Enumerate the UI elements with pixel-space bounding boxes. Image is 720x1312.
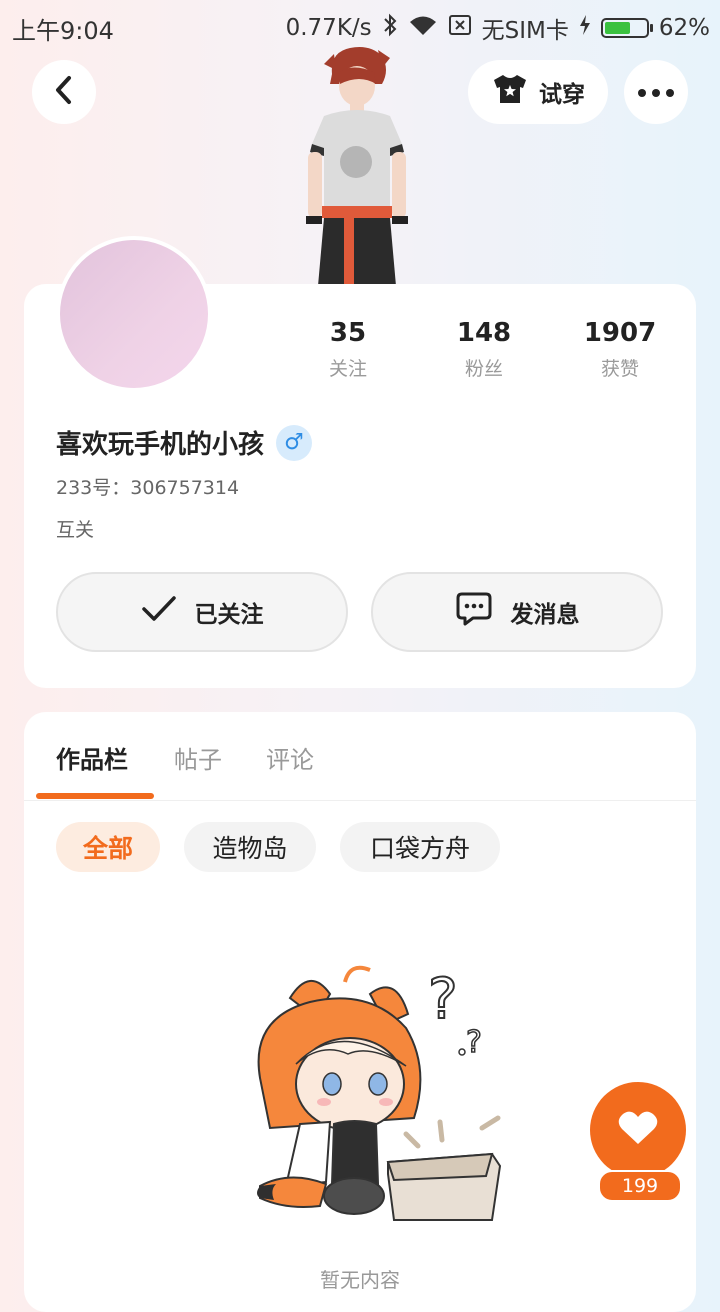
- user-id: 233号：306757314: [56, 477, 240, 499]
- stat-likes-value: 1907: [583, 318, 657, 348]
- check-icon: [141, 595, 177, 629]
- stat-fans-label: 粉丝: [464, 358, 503, 380]
- stat-following[interactable]: 35 关注: [278, 318, 418, 381]
- relation-badge: 互关: [56, 519, 95, 541]
- status-right: 0.77K/s 无SIM卡 62%: [286, 11, 710, 45]
- net-speed: 0.77K/s: [285, 15, 372, 41]
- like-button[interactable]: [590, 1082, 686, 1178]
- carrier: 无SIM卡: [481, 18, 569, 44]
- sim-icon: [448, 13, 472, 43]
- username-row: 喜欢玩手机的小孩 ♂: [56, 424, 313, 461]
- tab-posts[interactable]: 帖子: [174, 740, 222, 775]
- stat-likes-label: 获赞: [600, 358, 639, 380]
- filter-koudaifangzhou[interactable]: 口袋方舟: [340, 822, 500, 872]
- message-button[interactable]: 发消息: [371, 572, 663, 652]
- wifi-icon: [408, 14, 438, 42]
- stat-fans[interactable]: 148 粉丝: [414, 318, 554, 381]
- filter-all[interactable]: 全部: [56, 822, 160, 872]
- tab-indicator: [36, 793, 154, 799]
- chat-icon: [455, 591, 493, 633]
- filter-zaowudao[interactable]: 造物岛: [184, 822, 316, 872]
- svg-text:?: ?: [428, 967, 458, 1032]
- back-icon: [52, 75, 76, 109]
- empty-state-text: 暂无内容: [320, 1268, 400, 1292]
- tab-works[interactable]: 作品栏: [56, 740, 128, 775]
- shirt-icon: [491, 73, 529, 111]
- back-button[interactable]: [32, 60, 96, 124]
- stat-likes[interactable]: 1907 获赞: [550, 318, 690, 381]
- tab-comments[interactable]: 评论: [266, 740, 314, 775]
- status-bar: 上午9:04 0.77K/s 无SIM卡 62%: [0, 0, 720, 50]
- status-time: 上午9:04: [12, 17, 114, 45]
- battery-percent: 62%: [658, 15, 710, 41]
- tab-divider: [24, 800, 696, 801]
- tryon-button[interactable]: 试穿: [468, 60, 608, 124]
- more-button[interactable]: [624, 60, 688, 124]
- svg-text:?: ?: [466, 1025, 482, 1060]
- charging-icon: [579, 14, 591, 42]
- battery-icon: [600, 18, 653, 38]
- empty-state-illustration: ? ?: [257, 965, 502, 1221]
- more-icon: [637, 83, 675, 102]
- heart-icon: [617, 1109, 659, 1151]
- stat-following-label: 关注: [328, 358, 367, 380]
- stat-following-value: 35: [329, 318, 367, 348]
- male-icon: ♂: [276, 424, 313, 461]
- stat-fans-value: 148: [456, 318, 512, 348]
- follow-label: 已关注: [194, 602, 264, 628]
- follow-button[interactable]: 已关注: [56, 572, 348, 652]
- like-count: 199: [598, 1170, 682, 1202]
- message-label: 发消息: [510, 602, 580, 628]
- tryon-label: 试穿: [539, 82, 585, 108]
- avatar-character-image: [306, 47, 408, 286]
- username: 喜欢玩手机的小孩: [56, 430, 265, 460]
- avatar[interactable]: [56, 236, 212, 392]
- bluetooth-icon: [382, 13, 398, 43]
- battery-fill: [604, 22, 630, 34]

########################################

• **Task prompt**
Render every line above as a numbered list, omitting any blank lines and leaving the picture out.

• **Worked solution**
1. Enumerate the UI elements with pixel-space bounding boxes. Image is 720x1312.
2. - user-id: 233号：306757314: [56, 477, 240, 499]
3. - stat-likes-value: 1907: [583, 318, 657, 348]
4. - check-icon: [141, 595, 177, 629]
5. - stat-fans-label: 粉丝: [464, 358, 503, 380]
6. - stat-following[interactable]: 35 关注: [278, 318, 418, 381]
7. - relation-badge: 互关: [56, 519, 95, 541]
8. - status-right: 0.77K/s 无SIM卡 62%: [286, 11, 710, 45]
9. - net-speed: 0.77K/s: [285, 15, 372, 41]
10. - like-button[interactable]: [590, 1082, 686, 1178]
11. - carrier: 无SIM卡: [481, 18, 569, 44]
12. - sim-icon: [448, 13, 472, 43]
13. - username-row: 喜欢玩手机的小孩 ♂: [56, 424, 313, 461]
14. - tab-posts[interactable]: 帖子: [174, 740, 222, 775]
15. - stat-likes-label: 获赞: [600, 358, 639, 380]
16. - filter-koudaifangzhou[interactable]: 口袋方舟: [340, 822, 500, 872]
17. - message-button[interactable]: 发消息: [371, 572, 663, 652]
18. - wifi-icon: [408, 14, 438, 42]
19. - stat-fans[interactable]: 148 粉丝: [414, 318, 554, 381]
20. - filter-all[interactable]: 全部: [56, 822, 160, 872]
21. - tab-indicator: [36, 793, 154, 799]
22. - chat-icon: [455, 591, 493, 633]
23. - filter-zaowudao[interactable]: 造物岛: [184, 822, 316, 872]
24. - svg-text:?: ?: [428, 967, 458, 1032]
25. - back-icon: [52, 75, 76, 109]
26. - empty-state-text: 暂无内容: [320, 1268, 400, 1292]
27. - tab-works[interactable]: 作品栏: [56, 740, 128, 775]
28. - shirt-icon: [491, 73, 529, 111]
29. - back-button[interactable]: [32, 60, 96, 124]
30. - stat-likes[interactable]: 1907 获赞: [550, 318, 690, 381]
31. - tab-comments[interactable]: 评论: [266, 740, 314, 775]
32. - status-bar: 上午9:04 0.77K/s 无SIM卡 62%: [0, 0, 720, 50]
33. - status-time: 上午9:04: [12, 17, 114, 45]
34. - battery-percent: 62%: [658, 15, 710, 41]
35. - tab-divider: [24, 800, 696, 801]
36. - tryon-button[interactable]: 试穿: [468, 60, 608, 124]
37. - more-button[interactable]: [624, 60, 688, 124]
38. - svg-text:?: ?: [466, 1025, 482, 1060]
39. - charging-icon: [579, 14, 591, 42]
40. - battery-icon: [600, 18, 653, 38]
41. - empty-state-illustration: ? ?: [257, 965, 502, 1221]
42. - more-icon: [637, 83, 675, 102]
43. - heart-icon: [617, 1109, 659, 1151]
44. - stat-following-label: 关注: [328, 358, 367, 380]
45. - stat-following-value: 35: [329, 318, 367, 348]
46. - male-icon: ♂: [276, 424, 313, 461]
47. - stat-fans-value: 148: [456, 318, 512, 348]
48. - follow-label: 已关注: [194, 602, 264, 628]
49. - follow-button[interactable]: 已关注: [56, 572, 348, 652]
50. - like-count: 199: [598, 1170, 682, 1202]
51. - message-label: 发消息: [510, 602, 580, 628]
52. - tryon-label: 试穿: [539, 82, 585, 108]
53. - avatar-character-image: [306, 47, 408, 286]
54. - username: 喜欢玩手机的小孩: [56, 430, 265, 460]
55. - avatar[interactable]: [56, 236, 212, 392]
56. - bluetooth-icon: [382, 13, 398, 43]
57. - battery-fill: [604, 22, 630, 34]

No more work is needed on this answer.